Material for this exercise |
───

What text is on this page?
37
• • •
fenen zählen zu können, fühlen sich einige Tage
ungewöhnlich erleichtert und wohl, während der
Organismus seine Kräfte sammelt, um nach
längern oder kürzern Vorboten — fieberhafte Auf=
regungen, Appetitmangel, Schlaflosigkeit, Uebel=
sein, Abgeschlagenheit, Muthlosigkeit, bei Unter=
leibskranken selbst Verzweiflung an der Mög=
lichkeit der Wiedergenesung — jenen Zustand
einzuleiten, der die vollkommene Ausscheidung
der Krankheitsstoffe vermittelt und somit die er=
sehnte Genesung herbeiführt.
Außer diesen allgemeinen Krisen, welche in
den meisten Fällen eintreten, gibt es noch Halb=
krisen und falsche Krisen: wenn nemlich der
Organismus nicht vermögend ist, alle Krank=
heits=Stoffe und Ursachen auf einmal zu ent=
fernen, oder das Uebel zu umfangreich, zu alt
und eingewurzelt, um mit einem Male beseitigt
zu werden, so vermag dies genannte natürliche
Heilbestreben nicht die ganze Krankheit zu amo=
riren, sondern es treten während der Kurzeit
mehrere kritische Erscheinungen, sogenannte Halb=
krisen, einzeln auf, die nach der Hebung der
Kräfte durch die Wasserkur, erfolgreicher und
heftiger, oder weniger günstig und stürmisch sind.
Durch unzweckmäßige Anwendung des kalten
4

───

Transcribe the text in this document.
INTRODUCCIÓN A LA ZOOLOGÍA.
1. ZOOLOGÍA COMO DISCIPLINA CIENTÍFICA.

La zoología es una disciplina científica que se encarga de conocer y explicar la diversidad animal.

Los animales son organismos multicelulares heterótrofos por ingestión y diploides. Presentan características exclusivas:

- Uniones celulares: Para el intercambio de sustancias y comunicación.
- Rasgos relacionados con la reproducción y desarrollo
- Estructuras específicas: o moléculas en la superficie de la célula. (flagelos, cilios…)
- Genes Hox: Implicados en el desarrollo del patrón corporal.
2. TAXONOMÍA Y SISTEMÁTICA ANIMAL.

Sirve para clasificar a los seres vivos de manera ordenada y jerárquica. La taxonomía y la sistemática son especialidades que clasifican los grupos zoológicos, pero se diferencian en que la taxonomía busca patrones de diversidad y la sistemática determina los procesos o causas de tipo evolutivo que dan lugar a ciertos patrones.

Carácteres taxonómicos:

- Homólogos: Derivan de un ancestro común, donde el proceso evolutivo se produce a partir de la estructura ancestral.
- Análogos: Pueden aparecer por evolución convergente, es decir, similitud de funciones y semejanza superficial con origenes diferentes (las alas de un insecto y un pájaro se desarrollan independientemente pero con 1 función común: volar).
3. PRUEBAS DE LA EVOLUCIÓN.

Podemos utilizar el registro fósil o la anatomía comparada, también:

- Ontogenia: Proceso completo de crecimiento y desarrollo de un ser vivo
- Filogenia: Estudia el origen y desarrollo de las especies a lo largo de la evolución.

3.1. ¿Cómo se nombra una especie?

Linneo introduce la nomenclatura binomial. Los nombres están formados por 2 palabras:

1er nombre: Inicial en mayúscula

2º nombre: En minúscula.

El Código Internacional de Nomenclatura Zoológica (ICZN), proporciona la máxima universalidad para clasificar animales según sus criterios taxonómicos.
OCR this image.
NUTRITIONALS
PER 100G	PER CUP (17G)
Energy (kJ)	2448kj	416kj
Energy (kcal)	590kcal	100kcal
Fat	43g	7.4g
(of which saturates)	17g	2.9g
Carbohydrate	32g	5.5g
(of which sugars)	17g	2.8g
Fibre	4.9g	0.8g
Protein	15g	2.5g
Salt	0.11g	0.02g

───

What this task involves | Where the word "Energy" shows up in a line of the entries above, count that line; the answer is the total alone.

Reply | 2